ACTION ITEM: Go through the entries below line by line and tally those holding "Adenosine"; write only the tally.

BEGIN RECORDS FOR THE TASK

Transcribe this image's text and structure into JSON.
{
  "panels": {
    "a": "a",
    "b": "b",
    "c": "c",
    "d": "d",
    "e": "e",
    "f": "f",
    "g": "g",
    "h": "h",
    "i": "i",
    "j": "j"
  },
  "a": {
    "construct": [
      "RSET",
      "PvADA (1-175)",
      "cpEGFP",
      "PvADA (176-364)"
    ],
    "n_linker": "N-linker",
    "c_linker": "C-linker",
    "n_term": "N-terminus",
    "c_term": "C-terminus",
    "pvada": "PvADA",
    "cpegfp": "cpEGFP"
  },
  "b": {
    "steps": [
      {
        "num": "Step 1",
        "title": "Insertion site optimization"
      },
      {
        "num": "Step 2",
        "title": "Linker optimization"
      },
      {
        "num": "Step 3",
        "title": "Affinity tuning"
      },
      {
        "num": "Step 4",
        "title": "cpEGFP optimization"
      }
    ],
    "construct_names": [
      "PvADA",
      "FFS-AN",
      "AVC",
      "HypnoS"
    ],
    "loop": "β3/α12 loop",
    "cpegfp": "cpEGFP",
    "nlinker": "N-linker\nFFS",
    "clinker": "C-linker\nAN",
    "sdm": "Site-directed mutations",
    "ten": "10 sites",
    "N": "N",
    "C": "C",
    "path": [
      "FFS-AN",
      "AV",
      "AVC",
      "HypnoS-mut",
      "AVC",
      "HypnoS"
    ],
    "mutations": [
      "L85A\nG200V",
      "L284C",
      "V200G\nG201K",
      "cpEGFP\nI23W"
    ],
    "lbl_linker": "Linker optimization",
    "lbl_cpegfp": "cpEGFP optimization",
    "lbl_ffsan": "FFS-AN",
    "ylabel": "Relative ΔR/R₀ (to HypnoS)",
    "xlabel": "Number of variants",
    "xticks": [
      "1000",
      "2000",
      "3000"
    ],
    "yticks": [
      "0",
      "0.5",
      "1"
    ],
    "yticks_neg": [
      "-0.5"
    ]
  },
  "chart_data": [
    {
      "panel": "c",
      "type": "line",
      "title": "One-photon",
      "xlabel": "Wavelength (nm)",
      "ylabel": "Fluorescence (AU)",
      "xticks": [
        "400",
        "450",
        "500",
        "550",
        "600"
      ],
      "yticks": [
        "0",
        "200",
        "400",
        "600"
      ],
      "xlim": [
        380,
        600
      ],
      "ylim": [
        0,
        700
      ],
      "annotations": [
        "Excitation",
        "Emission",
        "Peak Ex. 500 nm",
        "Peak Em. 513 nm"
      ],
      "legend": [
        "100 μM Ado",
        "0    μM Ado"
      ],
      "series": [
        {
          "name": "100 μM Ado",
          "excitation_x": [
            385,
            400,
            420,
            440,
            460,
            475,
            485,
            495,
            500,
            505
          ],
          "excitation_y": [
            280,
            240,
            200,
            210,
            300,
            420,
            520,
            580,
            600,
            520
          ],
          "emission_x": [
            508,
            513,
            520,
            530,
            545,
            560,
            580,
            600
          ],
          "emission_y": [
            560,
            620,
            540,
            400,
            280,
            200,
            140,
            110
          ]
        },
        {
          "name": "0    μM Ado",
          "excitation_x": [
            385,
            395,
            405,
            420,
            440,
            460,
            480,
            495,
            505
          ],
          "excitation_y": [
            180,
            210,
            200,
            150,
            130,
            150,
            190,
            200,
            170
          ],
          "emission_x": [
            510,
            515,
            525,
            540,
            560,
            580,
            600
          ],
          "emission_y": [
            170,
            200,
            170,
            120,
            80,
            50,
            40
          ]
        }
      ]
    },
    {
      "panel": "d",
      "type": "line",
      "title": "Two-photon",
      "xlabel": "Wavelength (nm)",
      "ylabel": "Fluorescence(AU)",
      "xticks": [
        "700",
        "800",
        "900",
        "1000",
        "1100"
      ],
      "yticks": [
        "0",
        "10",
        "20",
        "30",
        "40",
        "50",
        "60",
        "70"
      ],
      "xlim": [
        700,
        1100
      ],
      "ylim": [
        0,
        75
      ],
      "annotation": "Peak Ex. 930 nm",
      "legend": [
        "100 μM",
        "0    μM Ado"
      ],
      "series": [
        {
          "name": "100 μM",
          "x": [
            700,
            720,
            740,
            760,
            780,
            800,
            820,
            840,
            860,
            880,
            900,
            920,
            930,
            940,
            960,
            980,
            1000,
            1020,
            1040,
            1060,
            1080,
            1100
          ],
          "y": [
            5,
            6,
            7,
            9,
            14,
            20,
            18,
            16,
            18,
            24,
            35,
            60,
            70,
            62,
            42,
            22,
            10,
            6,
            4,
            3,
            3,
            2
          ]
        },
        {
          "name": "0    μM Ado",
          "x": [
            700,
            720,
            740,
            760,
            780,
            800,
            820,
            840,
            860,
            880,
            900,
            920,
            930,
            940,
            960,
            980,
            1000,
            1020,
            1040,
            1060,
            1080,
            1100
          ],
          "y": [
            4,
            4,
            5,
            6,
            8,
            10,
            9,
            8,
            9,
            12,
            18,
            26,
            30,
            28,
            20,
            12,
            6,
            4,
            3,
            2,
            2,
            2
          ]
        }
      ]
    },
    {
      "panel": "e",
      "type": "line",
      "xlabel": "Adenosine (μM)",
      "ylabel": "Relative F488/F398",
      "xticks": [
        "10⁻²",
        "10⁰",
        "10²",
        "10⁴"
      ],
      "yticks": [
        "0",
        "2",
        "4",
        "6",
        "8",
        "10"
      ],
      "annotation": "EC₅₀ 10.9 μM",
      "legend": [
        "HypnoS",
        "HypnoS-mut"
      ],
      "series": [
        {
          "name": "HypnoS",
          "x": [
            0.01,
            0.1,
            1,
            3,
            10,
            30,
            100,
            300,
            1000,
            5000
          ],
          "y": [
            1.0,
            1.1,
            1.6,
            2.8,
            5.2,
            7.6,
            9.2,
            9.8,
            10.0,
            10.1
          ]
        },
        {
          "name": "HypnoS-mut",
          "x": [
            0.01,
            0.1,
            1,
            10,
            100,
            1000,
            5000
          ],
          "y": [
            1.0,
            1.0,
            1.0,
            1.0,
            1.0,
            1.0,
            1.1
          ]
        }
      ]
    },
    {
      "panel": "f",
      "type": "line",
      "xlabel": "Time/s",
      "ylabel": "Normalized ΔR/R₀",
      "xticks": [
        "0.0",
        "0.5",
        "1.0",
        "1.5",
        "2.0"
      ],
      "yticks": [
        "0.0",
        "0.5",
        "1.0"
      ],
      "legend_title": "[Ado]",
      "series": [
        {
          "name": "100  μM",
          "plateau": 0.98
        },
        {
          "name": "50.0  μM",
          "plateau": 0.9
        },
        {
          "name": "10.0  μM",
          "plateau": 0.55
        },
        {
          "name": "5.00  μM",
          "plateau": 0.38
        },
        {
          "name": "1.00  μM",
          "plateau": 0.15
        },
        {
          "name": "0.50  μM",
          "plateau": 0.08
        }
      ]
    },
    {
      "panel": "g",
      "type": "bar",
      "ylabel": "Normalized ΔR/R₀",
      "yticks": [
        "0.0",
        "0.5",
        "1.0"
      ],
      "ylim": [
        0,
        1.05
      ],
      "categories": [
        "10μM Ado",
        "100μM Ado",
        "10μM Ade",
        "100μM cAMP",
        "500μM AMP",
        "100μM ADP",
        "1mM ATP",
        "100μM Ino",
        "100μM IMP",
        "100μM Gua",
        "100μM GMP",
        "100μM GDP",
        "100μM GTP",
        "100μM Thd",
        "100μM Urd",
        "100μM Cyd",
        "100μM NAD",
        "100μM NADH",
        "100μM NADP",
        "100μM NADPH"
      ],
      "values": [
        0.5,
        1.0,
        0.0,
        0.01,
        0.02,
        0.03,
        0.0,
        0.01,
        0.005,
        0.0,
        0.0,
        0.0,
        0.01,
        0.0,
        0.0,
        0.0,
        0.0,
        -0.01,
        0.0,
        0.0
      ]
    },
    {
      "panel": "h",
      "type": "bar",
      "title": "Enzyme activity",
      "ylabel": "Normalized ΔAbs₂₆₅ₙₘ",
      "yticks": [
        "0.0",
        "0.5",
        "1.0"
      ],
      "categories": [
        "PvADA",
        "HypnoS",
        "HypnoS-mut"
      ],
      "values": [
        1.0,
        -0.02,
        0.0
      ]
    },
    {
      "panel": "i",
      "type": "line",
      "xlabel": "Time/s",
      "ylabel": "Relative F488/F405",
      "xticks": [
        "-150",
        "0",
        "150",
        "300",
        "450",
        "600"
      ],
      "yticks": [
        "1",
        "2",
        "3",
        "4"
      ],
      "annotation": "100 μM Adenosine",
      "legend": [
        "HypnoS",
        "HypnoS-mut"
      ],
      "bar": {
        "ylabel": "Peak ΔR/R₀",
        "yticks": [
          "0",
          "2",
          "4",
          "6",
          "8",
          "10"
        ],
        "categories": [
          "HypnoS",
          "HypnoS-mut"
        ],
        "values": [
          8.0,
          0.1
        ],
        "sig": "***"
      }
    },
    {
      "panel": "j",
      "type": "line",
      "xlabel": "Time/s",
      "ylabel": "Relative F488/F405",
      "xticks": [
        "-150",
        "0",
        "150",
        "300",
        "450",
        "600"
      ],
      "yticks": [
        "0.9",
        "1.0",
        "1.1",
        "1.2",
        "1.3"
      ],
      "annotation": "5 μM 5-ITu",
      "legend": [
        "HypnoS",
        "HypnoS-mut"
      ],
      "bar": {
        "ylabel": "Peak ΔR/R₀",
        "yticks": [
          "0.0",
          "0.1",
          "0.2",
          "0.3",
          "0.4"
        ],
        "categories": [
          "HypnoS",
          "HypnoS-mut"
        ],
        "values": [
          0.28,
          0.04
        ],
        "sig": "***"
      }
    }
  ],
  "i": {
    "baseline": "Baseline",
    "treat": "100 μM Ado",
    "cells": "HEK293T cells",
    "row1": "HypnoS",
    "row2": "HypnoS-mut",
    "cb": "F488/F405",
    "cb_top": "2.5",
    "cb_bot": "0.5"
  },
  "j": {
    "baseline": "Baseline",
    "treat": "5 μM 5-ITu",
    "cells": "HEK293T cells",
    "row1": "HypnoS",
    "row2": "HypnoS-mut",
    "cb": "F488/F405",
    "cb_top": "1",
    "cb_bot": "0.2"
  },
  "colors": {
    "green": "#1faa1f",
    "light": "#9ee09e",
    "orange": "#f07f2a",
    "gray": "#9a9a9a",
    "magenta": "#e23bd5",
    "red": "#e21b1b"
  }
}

END RECORDS FOR THE TASK

EXERCISE OUTPUT: 2